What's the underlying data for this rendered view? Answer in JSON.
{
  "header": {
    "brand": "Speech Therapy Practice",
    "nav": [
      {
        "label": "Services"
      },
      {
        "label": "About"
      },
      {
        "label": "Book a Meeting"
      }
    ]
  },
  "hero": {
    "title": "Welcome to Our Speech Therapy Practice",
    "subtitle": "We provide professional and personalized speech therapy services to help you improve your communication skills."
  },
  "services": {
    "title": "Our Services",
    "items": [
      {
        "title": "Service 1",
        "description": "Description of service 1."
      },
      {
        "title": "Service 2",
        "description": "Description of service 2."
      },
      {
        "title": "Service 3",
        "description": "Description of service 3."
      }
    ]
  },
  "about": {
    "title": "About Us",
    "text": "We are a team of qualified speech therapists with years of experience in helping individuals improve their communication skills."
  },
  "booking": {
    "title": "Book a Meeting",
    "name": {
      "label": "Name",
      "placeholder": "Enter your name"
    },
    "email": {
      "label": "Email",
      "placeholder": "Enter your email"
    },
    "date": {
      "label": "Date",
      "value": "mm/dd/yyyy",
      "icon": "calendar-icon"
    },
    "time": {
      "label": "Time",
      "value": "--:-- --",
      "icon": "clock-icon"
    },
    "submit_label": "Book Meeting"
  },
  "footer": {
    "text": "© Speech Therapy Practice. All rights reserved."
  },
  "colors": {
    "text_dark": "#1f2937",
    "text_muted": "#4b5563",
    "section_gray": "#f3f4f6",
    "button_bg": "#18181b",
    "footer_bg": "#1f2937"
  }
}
══════
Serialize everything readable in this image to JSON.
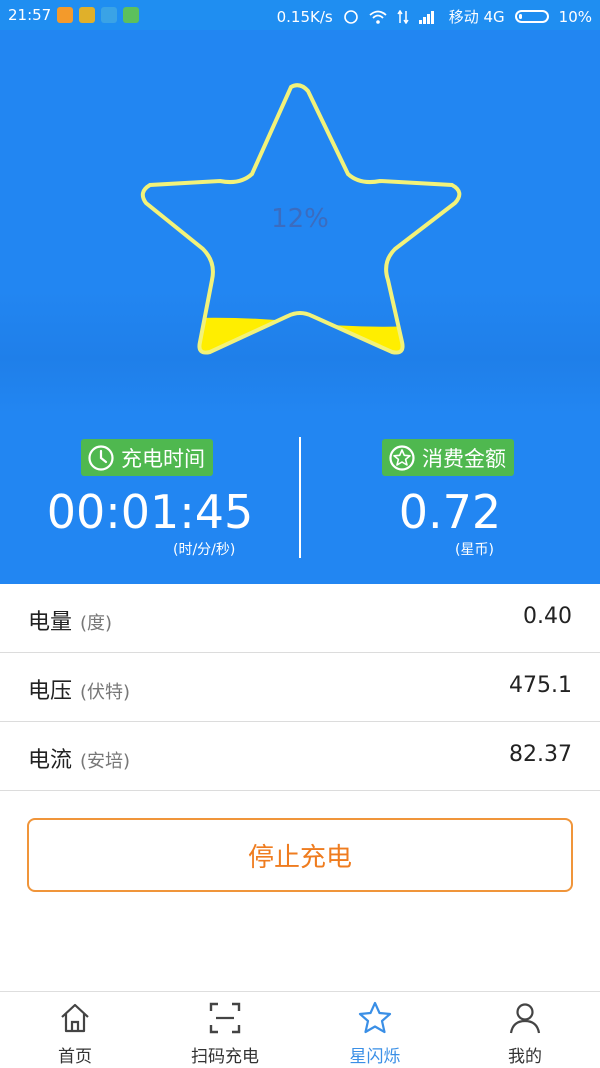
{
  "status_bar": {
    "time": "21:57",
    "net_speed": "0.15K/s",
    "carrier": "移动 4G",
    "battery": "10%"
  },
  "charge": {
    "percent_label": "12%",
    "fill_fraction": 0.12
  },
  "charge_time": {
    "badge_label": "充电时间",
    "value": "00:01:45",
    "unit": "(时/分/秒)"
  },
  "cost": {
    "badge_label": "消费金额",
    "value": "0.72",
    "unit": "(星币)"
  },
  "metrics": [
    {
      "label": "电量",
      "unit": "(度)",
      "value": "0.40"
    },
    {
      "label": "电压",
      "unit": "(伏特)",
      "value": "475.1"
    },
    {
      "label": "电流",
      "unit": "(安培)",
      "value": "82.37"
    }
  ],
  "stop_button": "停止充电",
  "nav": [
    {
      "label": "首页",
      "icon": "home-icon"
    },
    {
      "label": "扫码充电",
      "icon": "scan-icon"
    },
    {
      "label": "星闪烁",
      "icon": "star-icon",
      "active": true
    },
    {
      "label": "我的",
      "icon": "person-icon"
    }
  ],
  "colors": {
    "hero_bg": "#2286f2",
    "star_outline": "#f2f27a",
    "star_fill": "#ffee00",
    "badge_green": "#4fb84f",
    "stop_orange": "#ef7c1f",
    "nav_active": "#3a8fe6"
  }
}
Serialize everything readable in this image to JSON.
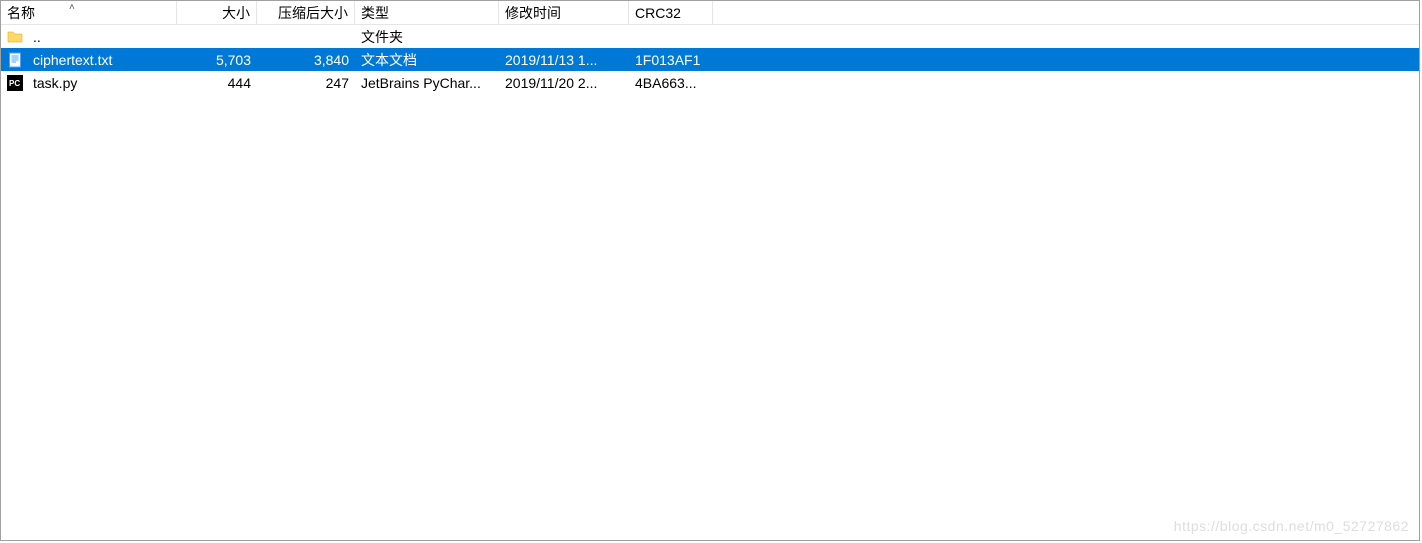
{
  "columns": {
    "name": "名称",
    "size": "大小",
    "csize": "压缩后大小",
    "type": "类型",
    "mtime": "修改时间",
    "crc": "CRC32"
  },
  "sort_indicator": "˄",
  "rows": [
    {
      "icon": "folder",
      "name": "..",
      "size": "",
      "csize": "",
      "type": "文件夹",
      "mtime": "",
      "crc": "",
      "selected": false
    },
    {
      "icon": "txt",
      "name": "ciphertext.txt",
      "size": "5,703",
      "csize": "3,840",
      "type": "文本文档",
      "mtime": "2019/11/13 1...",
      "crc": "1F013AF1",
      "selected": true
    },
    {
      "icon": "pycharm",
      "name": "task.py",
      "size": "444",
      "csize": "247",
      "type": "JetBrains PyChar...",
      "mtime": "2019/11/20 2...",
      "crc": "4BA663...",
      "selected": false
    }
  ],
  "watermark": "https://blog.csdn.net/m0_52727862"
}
══════
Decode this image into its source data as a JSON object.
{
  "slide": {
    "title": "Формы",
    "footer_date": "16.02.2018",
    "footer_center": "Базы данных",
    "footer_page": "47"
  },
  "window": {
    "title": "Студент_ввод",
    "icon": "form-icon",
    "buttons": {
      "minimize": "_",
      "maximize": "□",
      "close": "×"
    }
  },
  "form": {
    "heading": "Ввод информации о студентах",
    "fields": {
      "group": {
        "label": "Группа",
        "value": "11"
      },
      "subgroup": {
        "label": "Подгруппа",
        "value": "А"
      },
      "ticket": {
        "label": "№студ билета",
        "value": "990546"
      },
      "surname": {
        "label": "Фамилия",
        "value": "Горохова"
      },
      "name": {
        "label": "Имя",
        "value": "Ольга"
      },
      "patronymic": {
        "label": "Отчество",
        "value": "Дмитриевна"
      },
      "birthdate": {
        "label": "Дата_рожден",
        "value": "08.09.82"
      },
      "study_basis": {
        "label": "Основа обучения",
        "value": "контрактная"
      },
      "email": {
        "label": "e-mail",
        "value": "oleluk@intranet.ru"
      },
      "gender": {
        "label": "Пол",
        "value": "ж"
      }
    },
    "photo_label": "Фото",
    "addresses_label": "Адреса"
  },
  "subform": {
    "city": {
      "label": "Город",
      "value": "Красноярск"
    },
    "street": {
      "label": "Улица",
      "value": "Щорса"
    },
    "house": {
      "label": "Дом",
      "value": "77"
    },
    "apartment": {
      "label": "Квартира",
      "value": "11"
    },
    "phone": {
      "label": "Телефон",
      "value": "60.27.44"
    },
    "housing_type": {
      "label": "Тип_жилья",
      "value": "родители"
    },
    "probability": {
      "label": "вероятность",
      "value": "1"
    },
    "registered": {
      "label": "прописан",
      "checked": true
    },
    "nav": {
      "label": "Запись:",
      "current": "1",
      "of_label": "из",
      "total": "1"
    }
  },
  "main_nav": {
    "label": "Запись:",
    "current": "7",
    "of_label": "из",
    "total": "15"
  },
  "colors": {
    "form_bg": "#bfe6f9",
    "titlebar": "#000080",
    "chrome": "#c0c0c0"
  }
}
══════
#### TASK OBJECTIVE
Check each line of the data above for the string "csize", then report how many lines have it, with no other words.

#### RESULT BELOW
4